ROWS
──────────

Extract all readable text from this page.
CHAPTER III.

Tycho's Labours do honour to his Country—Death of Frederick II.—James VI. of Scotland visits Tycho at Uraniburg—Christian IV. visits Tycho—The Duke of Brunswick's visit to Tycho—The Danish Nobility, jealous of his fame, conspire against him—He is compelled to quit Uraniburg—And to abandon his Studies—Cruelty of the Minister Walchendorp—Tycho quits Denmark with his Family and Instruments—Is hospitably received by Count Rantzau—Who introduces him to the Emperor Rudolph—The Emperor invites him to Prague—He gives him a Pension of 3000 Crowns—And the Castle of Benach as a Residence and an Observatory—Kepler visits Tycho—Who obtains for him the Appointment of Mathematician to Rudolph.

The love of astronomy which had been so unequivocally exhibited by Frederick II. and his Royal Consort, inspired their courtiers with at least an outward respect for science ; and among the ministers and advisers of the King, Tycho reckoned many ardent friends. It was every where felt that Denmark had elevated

──────────

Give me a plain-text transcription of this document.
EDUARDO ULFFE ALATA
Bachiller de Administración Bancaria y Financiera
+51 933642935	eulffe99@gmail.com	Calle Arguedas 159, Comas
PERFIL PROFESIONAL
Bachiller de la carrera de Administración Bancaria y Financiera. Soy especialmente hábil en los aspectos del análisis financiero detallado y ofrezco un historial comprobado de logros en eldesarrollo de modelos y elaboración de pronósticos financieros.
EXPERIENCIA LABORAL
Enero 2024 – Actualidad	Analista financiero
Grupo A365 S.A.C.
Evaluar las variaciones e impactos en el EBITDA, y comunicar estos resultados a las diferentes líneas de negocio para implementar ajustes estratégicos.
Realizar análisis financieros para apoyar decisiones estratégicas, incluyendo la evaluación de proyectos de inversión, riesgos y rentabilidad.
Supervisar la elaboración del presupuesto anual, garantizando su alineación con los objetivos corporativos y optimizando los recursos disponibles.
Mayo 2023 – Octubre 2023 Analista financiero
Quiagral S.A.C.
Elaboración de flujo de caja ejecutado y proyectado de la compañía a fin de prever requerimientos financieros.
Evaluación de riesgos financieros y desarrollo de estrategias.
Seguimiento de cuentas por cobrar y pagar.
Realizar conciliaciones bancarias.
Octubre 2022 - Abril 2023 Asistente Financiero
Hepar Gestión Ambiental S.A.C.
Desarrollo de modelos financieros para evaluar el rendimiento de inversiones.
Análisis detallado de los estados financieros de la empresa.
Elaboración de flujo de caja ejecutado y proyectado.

──────────

TASK GOAL
From the data above, copy each line that holds "proyectado".

EXERCISE RESULT
Elaboración de flujo de caja ejecutado y proyectado de la compañía a fin de prever requerimientos financieros.
Elaboración de flujo de caja ejecutado y proyectado.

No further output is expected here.